(Source data)
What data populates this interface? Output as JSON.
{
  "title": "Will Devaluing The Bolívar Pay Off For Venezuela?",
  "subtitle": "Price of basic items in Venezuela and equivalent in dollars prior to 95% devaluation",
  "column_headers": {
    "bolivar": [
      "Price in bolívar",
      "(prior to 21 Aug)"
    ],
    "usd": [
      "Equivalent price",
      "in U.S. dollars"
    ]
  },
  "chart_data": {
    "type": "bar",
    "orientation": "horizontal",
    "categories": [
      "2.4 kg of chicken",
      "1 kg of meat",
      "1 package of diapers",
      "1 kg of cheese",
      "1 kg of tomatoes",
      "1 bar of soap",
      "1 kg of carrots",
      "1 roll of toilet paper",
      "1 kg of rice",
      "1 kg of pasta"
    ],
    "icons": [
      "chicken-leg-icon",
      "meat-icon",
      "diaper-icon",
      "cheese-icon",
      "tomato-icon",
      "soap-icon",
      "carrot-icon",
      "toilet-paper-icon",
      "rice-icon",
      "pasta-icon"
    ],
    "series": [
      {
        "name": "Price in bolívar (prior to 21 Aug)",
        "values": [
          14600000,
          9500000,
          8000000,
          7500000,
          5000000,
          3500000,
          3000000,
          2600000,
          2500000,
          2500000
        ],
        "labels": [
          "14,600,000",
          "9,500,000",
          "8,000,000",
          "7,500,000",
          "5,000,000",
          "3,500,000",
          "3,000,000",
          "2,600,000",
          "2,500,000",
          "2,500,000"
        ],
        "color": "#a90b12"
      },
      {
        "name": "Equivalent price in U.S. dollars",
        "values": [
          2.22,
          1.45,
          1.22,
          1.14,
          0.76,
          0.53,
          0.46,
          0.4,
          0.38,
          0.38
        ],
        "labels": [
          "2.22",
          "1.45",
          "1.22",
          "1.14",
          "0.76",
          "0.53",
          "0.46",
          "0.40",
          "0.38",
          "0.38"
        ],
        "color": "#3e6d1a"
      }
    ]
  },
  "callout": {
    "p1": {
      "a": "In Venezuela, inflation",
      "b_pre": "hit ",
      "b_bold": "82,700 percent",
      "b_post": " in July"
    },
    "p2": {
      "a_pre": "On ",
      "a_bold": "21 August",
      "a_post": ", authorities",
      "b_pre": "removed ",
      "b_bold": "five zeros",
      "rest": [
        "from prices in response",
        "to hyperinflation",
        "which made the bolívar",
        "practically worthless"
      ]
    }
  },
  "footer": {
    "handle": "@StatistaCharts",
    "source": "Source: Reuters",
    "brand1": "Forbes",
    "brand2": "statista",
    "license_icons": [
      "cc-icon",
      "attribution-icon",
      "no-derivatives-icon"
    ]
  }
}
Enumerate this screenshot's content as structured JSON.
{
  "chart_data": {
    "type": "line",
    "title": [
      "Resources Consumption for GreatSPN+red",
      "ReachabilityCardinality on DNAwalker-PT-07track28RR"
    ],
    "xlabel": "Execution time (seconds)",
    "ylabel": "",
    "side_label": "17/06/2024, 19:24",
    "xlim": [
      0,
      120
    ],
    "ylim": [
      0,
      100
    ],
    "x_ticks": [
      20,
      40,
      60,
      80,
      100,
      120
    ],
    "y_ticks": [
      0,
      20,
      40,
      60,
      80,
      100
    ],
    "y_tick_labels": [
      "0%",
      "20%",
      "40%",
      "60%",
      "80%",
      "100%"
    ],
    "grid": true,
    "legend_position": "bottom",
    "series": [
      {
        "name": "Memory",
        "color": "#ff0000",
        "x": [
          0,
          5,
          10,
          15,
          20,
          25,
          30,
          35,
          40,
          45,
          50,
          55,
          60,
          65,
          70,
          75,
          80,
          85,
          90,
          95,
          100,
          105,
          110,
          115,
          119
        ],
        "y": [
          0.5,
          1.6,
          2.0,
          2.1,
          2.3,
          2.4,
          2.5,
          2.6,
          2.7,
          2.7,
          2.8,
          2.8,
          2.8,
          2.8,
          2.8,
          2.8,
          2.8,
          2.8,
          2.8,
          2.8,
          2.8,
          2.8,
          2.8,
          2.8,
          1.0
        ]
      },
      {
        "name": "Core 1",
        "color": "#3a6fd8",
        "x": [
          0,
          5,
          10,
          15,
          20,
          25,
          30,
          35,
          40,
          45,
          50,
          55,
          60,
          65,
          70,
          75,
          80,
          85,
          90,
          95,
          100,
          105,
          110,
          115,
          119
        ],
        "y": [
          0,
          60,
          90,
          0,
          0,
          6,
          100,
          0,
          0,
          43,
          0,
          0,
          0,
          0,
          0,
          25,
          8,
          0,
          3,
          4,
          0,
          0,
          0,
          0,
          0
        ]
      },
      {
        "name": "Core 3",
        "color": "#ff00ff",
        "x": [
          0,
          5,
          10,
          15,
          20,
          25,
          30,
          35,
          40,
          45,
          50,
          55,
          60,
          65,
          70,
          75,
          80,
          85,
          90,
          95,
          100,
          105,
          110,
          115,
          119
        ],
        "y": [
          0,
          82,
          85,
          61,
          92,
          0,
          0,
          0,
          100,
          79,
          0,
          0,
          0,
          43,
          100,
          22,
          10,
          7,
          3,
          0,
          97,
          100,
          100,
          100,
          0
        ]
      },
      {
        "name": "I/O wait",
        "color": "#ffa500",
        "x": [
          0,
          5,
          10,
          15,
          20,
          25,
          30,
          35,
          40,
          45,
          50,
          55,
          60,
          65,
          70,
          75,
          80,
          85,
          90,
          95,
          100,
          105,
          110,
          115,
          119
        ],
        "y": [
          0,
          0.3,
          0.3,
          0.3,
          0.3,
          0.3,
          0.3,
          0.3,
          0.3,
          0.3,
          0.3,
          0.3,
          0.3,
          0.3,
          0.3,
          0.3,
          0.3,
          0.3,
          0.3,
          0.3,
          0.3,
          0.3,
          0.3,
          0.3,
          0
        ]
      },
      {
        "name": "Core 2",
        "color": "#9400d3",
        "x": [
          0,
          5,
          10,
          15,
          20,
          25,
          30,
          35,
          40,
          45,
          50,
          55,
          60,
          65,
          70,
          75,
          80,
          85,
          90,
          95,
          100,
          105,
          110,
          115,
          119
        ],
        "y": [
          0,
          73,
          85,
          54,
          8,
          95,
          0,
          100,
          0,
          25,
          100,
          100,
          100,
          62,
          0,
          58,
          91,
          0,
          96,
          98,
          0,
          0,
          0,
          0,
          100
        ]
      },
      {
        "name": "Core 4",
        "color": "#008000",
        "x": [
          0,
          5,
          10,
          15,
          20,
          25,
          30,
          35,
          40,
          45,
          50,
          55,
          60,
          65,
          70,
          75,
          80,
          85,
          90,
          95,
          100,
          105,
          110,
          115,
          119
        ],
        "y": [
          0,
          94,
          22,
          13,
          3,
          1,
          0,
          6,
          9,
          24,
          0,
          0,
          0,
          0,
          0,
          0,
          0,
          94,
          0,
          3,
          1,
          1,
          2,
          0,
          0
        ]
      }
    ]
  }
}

* **AIM OF THE EXERCISE**:
How many of the lines in the listing above hold the word "JSON"? Report only that figure.

* **RESPONSE TO THE EXERCISE**:
2